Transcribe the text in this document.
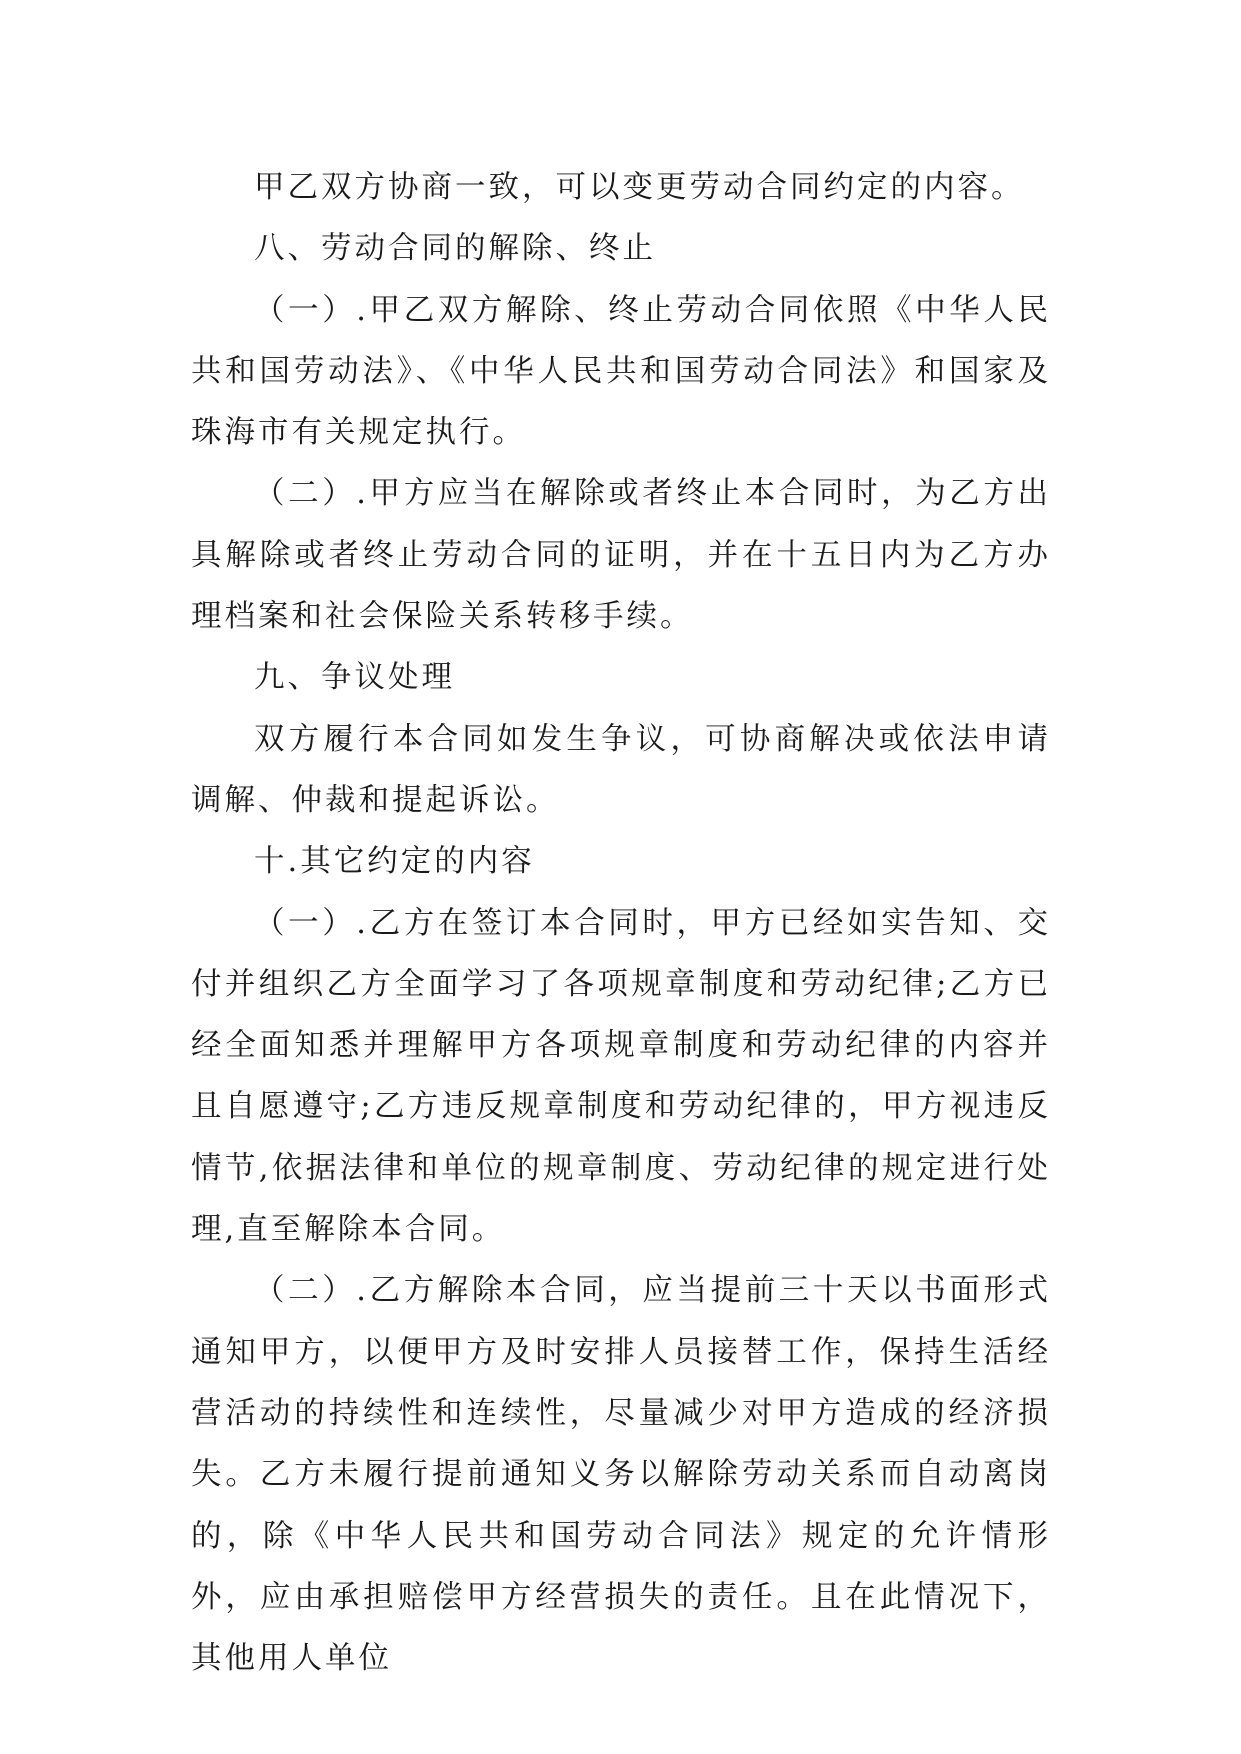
甲乙双方协商一致，可以变更劳动合同约定的内容。

八、劳动合同的解除、终止

（一）.甲乙双方解除、终止劳动合同依照《中华人民共和国劳动法》、《中华人民共和国劳动合同法》和国家及珠海市有关规定执行。

（二）.甲方应当在解除或者终止本合同时，为乙方出具解除或者终止劳动合同的证明，并在十五日内为乙方办理档案和社会保险关系转移手续。

九、争议处理

双方履行本合同如发生争议，可协商解决或依法申请调解、仲裁和提起诉讼。

十.其它约定的内容

（一）.乙方在签订本合同时，甲方已经如实告知、交付并组织乙方全面学习了各项规章制度和劳动纪律;乙方已经全面知悉并理解甲方各项规章制度和劳动纪律的内容并且自愿遵守;乙方违反规章制度和劳动纪律的，甲方视违反情节,依据法律和单位的规章制度、劳动纪律的规定进行处理,直至解除本合同。

（二）.乙方解除本合同，应当提前三十天以书面形式通知甲方，以便甲方及时安排人员接替工作，保持生活经营活动的持续性和连续性，尽量减少对甲方造成的经济损失。乙方未履行提前通知义务以解除劳动关系而自动离岗的，除《中华人民共和国劳动合同法》规定的允许情形外，应由承担赔偿甲方经营损失的责任。且在此情况下，其他用人单位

**WRITTEN INSTRUCTION**:
From the records above, pull out each line that has "中华人民共和国劳动合同法".

**CORRECT OUTPUT**:
（一）.甲乙双方解除、终止劳动合同依照《中华人民共和国劳动法》、《中华人民共和国劳动合同法》和国家及珠海市有关规定执行。
（二）.乙方解除本合同，应当提前三十天以书面形式通知甲方，以便甲方及时安排人员接替工作，保持生活经营活动的持续性和连续性，尽量减少对甲方造成的经济损失。乙方未履行提前通知义务以解除劳动关系而自动离岗的，除《中华人民共和国劳动合同法》规定的允许情形外，应由承担赔偿甲方经营损失的责任。且在此情况下，其他用人单位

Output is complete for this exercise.